◆ PROBLEM REQUIREMENTS
Without omitting anything, retype the data that follows.

◆ Dataset entries
☆ ☆ ☆ ☆

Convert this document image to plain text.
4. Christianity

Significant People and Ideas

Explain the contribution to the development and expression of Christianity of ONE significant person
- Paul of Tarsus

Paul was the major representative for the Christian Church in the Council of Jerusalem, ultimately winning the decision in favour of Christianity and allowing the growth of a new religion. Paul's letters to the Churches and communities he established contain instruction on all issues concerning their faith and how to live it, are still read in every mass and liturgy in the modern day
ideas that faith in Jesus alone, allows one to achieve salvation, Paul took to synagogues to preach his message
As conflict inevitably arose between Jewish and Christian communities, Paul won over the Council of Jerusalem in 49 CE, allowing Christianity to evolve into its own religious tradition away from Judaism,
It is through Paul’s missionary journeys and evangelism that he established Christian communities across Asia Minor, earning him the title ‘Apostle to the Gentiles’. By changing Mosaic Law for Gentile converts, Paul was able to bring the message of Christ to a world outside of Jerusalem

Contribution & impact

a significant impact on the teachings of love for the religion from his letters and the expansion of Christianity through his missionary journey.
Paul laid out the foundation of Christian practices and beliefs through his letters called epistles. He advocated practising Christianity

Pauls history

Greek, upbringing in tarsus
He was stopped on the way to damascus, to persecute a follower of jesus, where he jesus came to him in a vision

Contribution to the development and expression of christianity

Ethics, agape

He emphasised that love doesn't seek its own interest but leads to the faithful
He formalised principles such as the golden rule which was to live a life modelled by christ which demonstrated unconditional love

☆ ☆ ☆ ☆

◆ PROBLEM SOLUTION
Convert this document image to plain text.
4. Christianity

Significant People and Ideas

Explain the contribution to the development and expression of Christianity of ONE significant person
- Paul of Tarsus

Paul was the major representative for the Christian Church in the Council of Jerusalem, ultimately winning the decision in favour of Christianity and allowing the growth of a new religion. Paul's letters to the Churches and communities he established contain instruction on all issues concerning their faith and how to live it, are still read in every mass and liturgy in the modern day
ideas that faith in Jesus alone, allows one to achieve salvation, Paul took to synagogues to preach his message
As conflict inevitably arose between Jewish and Christian communities, Paul won over the Council of Jerusalem in 49 CE, allowing Christianity to evolve into its own religious tradition away from Judaism,
It is through Paul’s missionary journeys and evangelism that he established Christian communities across Asia Minor, earning him the title ‘Apostle to the Gentiles’. By changing Mosaic Law for Gentile converts, Paul was able to bring the message of Christ to a world outside of Jerusalem

Contribution & impact

a significant impact on the teachings of love for the religion from his letters and the expansion of Christianity through his missionary journey.
Paul laid out the foundation of Christian practices and beliefs through his letters called epistles. He advocated practising Christianity

Pauls history

Greek, upbringing in tarsus
He was stopped on the way to damascus, to persecute a follower of jesus, where he jesus came to him in a vision

Contribution to the development and expression of christianity

Ethics, agape

He emphasised that love doesn't seek its own interest but leads to the faithful
He formalised principles such as the golden rule which was to live a life modelled by christ which demonstrated unconditional love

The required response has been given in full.